▼

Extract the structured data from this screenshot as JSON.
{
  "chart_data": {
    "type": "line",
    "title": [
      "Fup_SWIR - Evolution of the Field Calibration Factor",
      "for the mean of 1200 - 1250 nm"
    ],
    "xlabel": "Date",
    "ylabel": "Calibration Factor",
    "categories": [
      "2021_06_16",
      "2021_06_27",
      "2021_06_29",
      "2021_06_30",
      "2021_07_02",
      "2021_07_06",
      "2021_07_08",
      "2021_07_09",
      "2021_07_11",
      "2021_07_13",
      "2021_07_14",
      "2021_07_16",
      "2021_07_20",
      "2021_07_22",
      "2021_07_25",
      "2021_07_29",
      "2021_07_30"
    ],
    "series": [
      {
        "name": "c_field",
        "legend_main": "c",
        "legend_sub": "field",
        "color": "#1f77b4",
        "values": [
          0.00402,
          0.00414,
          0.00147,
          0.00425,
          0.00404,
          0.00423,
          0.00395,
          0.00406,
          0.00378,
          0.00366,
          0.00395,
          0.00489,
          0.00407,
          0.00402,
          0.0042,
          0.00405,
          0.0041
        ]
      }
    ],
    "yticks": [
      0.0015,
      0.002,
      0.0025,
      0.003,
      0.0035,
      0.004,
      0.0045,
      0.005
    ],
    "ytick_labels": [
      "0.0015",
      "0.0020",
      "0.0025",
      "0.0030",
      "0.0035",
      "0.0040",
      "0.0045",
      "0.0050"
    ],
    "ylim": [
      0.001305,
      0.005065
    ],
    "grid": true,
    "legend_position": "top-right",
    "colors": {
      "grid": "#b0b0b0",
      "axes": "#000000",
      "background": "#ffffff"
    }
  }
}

▲

▸ **TASK OBJECTIVE**:
From the listing above, extract every line exactly as it stands.

▸ **REPLY**:
Extract the structured data from this screenshot as JSON.
{
  "chart_data": {
    "type": "line",
    "title": [
      "Fup_SWIR - Evolution of the Field Calibration Factor",
      "for the mean of 1200 - 1250 nm"
    ],
    "xlabel": "Date",
    "ylabel": "Calibration Factor",
    "categories": [
      "2021_06_16",
      "2021_06_27",
      "2021_06_29",
      "2021_06_30",
      "2021_07_02",
      "2021_07_06",
      "2021_07_08",
      "2021_07_09",
      "2021_07_11",
      "2021_07_13",
      "2021_07_14",
      "2021_07_16",
      "2021_07_20",
      "2021_07_22",
      "2021_07_25",
      "2021_07_29",
      "2021_07_30"
    ],
    "series": [
      {
        "name": "c_field",
        "legend_main": "c",
        "legend_sub": "field",
        "color": "#1f77b4",
        "values": [
          0.00402,
          0.00414,
          0.00147,
          0.00425,
          0.00404,
          0.00423,
          0.00395,
          0.00406,
          0.00378,
          0.00366,
          0.00395,
          0.00489,
          0.00407,
          0.00402,
          0.0042,
          0.00405,
          0.0041
        ]
      }
    ],
    "yticks": [
      0.0015,
      0.002,
      0.0025,
      0.003,
      0.0035,
      0.004,
      0.0045,
      0.005
    ],
    "ytick_labels": [
      "0.0015",
      "0.0020",
      "0.0025",
      "0.0030",
      "0.0035",
      "0.0040",
      "0.0045",
      "0.0050"
    ],
    "ylim": [
      0.001305,
      0.005065
    ],
    "grid": true,
    "legend_position": "top-right",
    "colors": {
      "grid": "#b0b0b0",
      "axes": "#000000",
      "background": "#ffffff"
    }
  }
}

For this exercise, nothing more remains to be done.